## BEGIN WORKING DATA
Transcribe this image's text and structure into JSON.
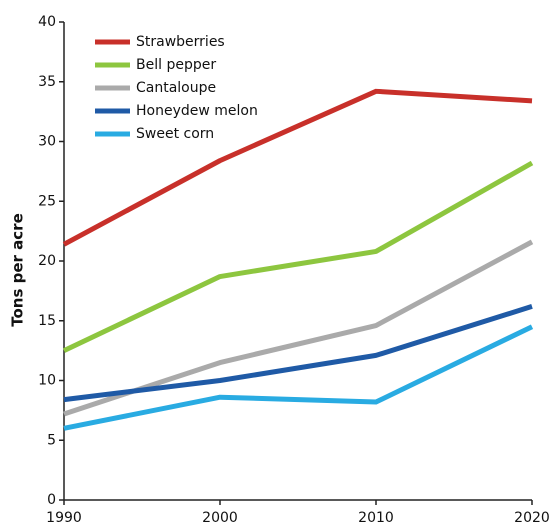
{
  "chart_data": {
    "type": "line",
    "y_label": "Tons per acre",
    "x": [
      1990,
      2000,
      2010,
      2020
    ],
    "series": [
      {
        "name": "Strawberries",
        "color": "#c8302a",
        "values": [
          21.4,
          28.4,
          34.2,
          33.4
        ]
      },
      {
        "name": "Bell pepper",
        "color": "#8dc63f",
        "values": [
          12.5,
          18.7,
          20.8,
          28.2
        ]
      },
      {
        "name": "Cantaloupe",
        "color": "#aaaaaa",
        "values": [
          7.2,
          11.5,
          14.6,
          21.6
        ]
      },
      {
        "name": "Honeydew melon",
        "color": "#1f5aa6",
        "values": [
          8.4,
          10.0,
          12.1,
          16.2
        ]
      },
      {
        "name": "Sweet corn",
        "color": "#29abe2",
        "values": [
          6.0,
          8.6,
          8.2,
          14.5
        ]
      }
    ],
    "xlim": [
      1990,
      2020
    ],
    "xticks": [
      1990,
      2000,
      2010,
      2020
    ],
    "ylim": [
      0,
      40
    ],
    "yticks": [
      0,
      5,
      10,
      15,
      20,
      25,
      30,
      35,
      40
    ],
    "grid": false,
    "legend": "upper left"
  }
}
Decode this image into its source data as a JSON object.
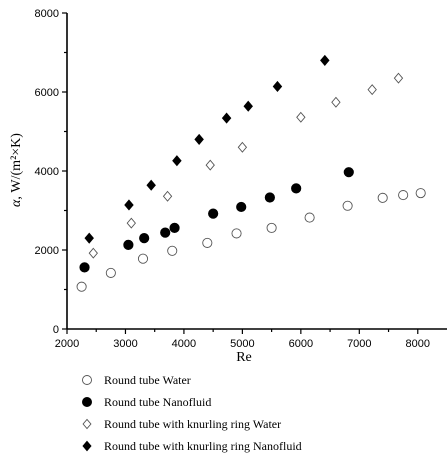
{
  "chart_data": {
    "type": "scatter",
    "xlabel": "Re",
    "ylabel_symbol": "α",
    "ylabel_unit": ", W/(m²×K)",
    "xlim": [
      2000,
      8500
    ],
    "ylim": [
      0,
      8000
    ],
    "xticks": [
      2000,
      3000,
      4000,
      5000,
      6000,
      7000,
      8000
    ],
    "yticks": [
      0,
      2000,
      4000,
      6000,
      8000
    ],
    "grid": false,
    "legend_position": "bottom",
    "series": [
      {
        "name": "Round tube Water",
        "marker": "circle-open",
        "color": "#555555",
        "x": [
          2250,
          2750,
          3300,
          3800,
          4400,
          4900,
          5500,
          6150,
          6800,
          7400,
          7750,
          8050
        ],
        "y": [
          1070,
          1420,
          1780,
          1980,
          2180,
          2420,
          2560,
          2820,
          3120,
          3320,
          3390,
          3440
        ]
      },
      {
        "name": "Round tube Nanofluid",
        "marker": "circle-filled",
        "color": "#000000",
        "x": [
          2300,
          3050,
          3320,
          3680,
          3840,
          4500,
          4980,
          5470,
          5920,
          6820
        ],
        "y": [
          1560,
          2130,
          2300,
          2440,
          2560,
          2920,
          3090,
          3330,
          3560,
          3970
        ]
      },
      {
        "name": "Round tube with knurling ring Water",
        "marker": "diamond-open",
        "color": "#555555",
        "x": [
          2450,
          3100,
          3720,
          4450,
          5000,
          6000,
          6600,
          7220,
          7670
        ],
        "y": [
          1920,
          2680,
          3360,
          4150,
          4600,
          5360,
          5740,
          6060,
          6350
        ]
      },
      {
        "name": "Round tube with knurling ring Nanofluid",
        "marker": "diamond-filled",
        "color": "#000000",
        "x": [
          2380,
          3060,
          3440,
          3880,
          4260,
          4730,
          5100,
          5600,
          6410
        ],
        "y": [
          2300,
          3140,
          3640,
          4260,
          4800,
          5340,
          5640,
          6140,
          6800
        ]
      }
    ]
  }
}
## END WORKING DATA
* _INSTRUCTION_: Reproduce the material word for word, minus the images.

* _WORKED ANSWER_:
Transcribe this image's text and structure into JSON.
{
  "chart_data": {
    "type": "line",
    "y_label": "Tons per acre",
    "x": [
      1990,
      2000,
      2010,
      2020
    ],
    "series": [
      {
        "name": "Strawberries",
        "color": "#c8302a",
        "values": [
          21.4,
          28.4,
          34.2,
          33.4
        ]
      },
      {
        "name": "Bell pepper",
        "color": "#8dc63f",
        "values": [
          12.5,
          18.7,
          20.8,
          28.2
        ]
      },
      {
        "name": "Cantaloupe",
        "color": "#aaaaaa",
        "values": [
          7.2,
          11.5,
          14.6,
          21.6
        ]
      },
      {
        "name": "Honeydew melon",
        "color": "#1f5aa6",
        "values": [
          8.4,
          10.0,
          12.1,
          16.2
        ]
      },
      {
        "name": "Sweet corn",
        "color": "#29abe2",
        "values": [
          6.0,
          8.6,
          8.2,
          14.5
        ]
      }
    ],
    "xlim": [
      1990,
      2020
    ],
    "xticks": [
      1990,
      2000,
      2010,
      2020
    ],
    "ylim": [
      0,
      40
    ],
    "yticks": [
      0,
      5,
      10,
      15,
      20,
      25,
      30,
      35,
      40
    ],
    "grid": false,
    "legend": "upper left"
  }
}
Decode this image into its source data as a JSON object.
{
  "chart_data": {
    "type": "scatter",
    "xlabel": "Re",
    "ylabel_symbol": "α",
    "ylabel_unit": ", W/(m²×K)",
    "xlim": [
      2000,
      8500
    ],
    "ylim": [
      0,
      8000
    ],
    "xticks": [
      2000,
      3000,
      4000,
      5000,
      6000,
      7000,
      8000
    ],
    "yticks": [
      0,
      2000,
      4000,
      6000,
      8000
    ],
    "grid": false,
    "legend_position": "bottom",
    "series": [
      {
        "name": "Round tube Water",
        "marker": "circle-open",
        "color": "#555555",
        "x": [
          2250,
          2750,
          3300,
          3800,
          4400,
          4900,
          5500,
          6150,
          6800,
          7400,
          7750,
          8050
        ],
        "y": [
          1070,
          1420,
          1780,
          1980,
          2180,
          2420,
          2560,
          2820,
          3120,
          3320,
          3390,
          3440
        ]
      },
      {
        "name": "Round tube Nanofluid",
        "marker": "circle-filled",
        "color": "#000000",
        "x": [
          2300,
          3050,
          3320,
          3680,
          3840,
          4500,
          4980,
          5470,
          5920,
          6820
        ],
        "y": [
          1560,
          2130,
          2300,
          2440,
          2560,
          2920,
          3090,
          3330,
          3560,
          3970
        ]
      },
      {
        "name": "Round tube with knurling ring Water",
        "marker": "diamond-open",
        "color": "#555555",
        "x": [
          2450,
          3100,
          3720,
          4450,
          5000,
          6000,
          6600,
          7220,
          7670
        ],
        "y": [
          1920,
          2680,
          3360,
          4150,
          4600,
          5360,
          5740,
          6060,
          6350
        ]
      },
      {
        "name": "Round tube with knurling ring Nanofluid",
        "marker": "diamond-filled",
        "color": "#000000",
        "x": [
          2380,
          3060,
          3440,
          3880,
          4260,
          4730,
          5100,
          5600,
          6410
        ],
        "y": [
          2300,
          3140,
          3640,
          4260,
          4800,
          5340,
          5640,
          6140,
          6800
        ]
      }
    ]
  }
}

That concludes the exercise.